— start GIVEN DATA —

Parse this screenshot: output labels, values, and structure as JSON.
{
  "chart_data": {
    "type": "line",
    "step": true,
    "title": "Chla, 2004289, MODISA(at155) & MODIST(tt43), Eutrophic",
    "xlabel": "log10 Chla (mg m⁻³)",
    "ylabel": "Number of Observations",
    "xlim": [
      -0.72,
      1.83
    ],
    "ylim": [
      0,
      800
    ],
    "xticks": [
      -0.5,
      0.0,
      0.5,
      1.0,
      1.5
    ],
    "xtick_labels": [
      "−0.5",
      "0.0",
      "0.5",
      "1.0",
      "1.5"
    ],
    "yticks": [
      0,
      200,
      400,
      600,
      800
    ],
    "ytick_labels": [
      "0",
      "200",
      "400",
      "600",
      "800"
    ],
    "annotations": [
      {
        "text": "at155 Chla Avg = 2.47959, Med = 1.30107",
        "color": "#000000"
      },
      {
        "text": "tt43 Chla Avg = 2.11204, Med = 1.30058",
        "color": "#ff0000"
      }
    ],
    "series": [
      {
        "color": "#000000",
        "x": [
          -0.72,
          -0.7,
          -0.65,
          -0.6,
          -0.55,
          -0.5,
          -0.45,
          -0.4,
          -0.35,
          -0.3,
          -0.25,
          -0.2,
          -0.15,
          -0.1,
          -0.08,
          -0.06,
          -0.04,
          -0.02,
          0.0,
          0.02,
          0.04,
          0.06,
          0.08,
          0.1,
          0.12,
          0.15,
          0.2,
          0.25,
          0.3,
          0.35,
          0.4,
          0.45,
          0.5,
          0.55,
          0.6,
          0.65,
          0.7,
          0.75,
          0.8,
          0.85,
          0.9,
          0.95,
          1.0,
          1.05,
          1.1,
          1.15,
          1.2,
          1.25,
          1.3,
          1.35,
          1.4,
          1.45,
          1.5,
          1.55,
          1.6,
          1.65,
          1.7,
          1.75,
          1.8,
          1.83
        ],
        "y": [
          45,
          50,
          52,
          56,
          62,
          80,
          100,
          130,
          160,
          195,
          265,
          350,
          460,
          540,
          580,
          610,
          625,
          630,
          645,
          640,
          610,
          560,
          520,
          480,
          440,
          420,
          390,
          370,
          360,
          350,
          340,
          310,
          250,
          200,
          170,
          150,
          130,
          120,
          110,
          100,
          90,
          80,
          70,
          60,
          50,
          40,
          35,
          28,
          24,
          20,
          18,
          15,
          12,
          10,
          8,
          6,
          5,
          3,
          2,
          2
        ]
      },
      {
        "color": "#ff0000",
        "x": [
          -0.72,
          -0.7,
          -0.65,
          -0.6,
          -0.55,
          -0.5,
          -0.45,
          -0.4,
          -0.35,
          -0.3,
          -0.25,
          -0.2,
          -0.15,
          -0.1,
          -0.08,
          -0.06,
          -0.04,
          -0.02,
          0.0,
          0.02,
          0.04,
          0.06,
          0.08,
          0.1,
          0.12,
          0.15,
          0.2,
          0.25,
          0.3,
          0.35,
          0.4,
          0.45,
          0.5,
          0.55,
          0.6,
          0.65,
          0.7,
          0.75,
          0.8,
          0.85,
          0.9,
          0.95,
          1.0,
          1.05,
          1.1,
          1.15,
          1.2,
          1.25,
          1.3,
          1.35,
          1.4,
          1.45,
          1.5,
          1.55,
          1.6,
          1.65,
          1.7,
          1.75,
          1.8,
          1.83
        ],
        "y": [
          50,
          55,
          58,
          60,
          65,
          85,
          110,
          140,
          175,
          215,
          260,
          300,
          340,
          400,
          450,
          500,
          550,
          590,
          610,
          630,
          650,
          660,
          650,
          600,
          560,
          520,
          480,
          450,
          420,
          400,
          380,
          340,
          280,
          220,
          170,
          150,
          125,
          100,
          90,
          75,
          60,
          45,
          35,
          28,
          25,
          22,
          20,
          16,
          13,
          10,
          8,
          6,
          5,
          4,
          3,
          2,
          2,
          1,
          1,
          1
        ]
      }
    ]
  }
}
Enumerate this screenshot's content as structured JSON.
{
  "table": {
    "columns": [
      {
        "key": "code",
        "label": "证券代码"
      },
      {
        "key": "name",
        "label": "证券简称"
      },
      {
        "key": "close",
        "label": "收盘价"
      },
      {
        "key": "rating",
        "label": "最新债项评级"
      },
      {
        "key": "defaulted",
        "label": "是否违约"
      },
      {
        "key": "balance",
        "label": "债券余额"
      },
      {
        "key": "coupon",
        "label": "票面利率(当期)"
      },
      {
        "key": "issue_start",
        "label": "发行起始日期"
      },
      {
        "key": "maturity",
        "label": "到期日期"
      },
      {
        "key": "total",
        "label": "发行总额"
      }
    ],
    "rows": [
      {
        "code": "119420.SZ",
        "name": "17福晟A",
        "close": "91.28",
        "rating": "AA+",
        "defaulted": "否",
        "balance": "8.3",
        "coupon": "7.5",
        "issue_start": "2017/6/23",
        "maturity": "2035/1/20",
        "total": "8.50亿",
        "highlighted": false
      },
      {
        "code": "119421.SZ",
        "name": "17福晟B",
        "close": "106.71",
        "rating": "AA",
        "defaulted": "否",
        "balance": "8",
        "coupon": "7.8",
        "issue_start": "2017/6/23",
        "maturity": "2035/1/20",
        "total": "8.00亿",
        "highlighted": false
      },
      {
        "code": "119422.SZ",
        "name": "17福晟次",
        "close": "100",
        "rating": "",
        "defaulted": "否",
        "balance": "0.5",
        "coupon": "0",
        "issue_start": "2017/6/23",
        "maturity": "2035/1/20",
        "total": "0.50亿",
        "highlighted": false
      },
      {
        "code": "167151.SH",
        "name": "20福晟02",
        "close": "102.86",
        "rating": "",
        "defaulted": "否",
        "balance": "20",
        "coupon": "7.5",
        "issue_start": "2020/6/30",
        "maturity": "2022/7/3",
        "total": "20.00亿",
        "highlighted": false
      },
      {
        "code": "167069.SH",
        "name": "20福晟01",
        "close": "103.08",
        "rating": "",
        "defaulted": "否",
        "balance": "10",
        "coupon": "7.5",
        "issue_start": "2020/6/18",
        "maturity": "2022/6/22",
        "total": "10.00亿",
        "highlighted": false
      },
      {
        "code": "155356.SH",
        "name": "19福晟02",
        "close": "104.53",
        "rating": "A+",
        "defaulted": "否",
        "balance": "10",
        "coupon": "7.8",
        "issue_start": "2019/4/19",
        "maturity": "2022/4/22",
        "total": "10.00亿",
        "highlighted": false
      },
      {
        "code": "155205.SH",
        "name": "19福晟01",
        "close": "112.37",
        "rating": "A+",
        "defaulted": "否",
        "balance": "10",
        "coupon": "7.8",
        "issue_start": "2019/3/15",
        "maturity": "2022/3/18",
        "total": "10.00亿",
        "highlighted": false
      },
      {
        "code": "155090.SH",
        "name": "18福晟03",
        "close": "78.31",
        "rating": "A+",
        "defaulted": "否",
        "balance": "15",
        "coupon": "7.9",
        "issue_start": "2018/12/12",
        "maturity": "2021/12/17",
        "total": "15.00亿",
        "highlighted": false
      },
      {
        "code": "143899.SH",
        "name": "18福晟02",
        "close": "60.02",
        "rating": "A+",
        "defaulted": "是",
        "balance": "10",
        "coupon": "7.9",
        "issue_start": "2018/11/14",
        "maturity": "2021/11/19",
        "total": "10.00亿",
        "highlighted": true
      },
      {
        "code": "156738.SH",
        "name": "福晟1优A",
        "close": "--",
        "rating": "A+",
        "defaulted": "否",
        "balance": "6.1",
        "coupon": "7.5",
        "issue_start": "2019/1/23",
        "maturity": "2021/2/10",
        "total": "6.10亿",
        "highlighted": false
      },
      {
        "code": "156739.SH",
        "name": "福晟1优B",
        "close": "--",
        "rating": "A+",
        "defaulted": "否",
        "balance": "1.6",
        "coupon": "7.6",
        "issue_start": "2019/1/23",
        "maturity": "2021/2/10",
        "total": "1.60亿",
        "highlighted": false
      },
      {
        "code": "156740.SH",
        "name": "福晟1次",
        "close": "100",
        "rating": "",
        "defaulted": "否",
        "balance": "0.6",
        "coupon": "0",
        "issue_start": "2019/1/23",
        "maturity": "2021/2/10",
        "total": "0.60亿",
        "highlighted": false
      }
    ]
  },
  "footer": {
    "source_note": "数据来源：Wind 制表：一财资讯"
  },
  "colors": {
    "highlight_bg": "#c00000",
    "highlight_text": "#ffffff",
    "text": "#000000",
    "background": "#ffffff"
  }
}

— end GIVEN DATA —

Tally how many lines of the data include the word "Chla". Write the number and nothing else.

• WRITTEN ANSWER
4